→ The problem: Extract each line of the records below that contains the word "sums".

→ Dataset:
□ □ □ □ □

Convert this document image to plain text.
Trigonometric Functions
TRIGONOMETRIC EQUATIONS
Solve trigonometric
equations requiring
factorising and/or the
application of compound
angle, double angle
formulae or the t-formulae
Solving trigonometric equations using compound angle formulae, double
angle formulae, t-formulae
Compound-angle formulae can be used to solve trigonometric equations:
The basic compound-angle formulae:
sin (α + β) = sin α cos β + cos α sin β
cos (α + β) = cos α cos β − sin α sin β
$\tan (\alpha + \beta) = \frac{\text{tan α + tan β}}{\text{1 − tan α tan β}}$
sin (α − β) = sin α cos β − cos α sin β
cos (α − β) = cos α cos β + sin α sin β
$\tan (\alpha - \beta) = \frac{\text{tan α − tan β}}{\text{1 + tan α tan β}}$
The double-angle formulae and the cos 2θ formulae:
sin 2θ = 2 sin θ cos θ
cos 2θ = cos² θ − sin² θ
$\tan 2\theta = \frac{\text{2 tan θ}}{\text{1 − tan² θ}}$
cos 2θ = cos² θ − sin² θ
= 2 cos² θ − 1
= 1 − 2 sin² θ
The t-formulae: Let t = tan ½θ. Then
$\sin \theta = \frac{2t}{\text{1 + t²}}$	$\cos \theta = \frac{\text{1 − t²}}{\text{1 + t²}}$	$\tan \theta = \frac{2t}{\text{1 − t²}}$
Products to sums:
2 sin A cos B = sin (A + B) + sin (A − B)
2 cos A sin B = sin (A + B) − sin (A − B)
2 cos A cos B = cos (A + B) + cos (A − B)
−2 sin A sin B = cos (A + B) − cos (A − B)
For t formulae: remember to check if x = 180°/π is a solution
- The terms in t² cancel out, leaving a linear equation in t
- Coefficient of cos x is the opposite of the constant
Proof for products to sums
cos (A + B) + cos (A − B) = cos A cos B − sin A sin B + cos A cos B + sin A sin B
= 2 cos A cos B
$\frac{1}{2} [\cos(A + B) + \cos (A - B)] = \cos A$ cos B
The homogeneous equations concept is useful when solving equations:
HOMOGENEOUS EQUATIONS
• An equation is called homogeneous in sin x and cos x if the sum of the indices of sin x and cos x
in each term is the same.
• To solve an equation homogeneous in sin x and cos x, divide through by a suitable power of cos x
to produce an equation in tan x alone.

□ □ □ □ □

→ Result of the task:
Products to sums:
Proof for products to sums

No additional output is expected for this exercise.